**Given request:** Find how many lines in the data below include the word "frac", then write only that number.

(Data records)
++++++++++
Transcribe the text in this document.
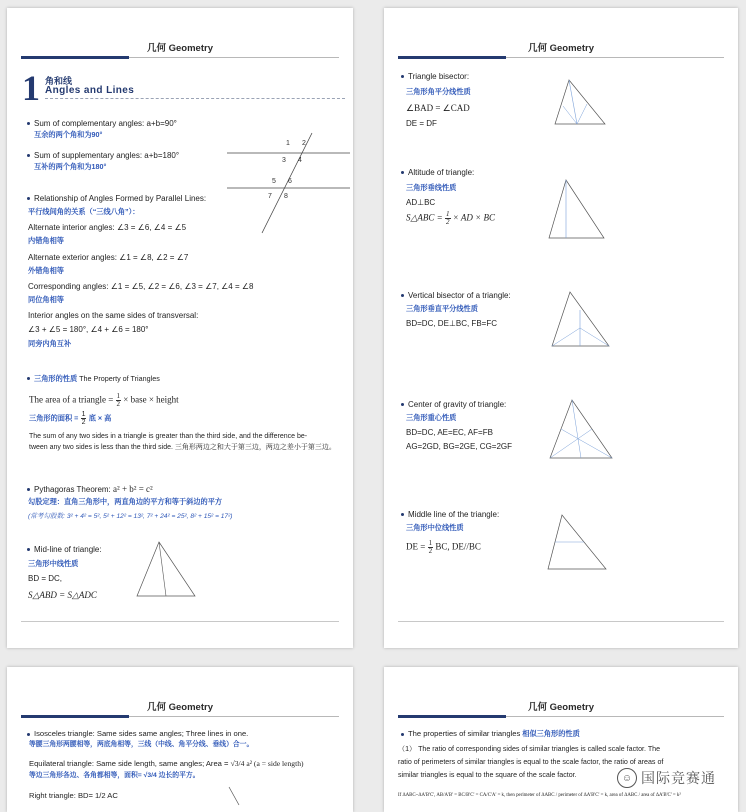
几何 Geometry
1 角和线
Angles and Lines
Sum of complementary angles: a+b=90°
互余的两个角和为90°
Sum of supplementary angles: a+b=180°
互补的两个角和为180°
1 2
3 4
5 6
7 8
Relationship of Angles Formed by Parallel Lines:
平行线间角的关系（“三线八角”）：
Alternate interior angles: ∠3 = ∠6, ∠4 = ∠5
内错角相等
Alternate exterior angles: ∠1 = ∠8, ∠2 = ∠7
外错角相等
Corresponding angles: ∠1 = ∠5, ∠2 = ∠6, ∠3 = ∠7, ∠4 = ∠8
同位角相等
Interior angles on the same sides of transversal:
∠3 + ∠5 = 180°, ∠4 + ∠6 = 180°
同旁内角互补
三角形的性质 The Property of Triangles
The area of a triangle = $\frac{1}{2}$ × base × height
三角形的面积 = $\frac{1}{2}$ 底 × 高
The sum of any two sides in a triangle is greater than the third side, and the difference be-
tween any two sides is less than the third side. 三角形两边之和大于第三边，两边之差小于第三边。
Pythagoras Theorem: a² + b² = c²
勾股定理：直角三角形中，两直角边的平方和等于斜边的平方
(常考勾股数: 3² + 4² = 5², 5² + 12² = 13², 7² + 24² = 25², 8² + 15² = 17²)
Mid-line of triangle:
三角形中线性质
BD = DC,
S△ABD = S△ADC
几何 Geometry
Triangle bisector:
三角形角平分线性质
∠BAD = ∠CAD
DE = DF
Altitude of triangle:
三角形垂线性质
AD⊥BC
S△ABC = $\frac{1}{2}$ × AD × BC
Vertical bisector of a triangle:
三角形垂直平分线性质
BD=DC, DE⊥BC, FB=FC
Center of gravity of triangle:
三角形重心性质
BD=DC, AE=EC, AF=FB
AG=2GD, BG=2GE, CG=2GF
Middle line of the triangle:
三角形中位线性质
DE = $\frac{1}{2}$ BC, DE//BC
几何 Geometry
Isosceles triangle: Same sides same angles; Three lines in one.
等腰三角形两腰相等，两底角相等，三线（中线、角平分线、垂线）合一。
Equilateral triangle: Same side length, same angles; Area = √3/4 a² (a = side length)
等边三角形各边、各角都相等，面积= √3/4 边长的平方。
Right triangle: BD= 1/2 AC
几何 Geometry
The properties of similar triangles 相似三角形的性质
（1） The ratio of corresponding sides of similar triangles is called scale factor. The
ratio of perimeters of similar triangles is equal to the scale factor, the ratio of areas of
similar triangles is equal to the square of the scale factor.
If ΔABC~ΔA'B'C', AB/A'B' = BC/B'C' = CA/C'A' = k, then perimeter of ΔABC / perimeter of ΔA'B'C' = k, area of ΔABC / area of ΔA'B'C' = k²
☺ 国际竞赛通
++++++++++
**Solution for this exercise:** 4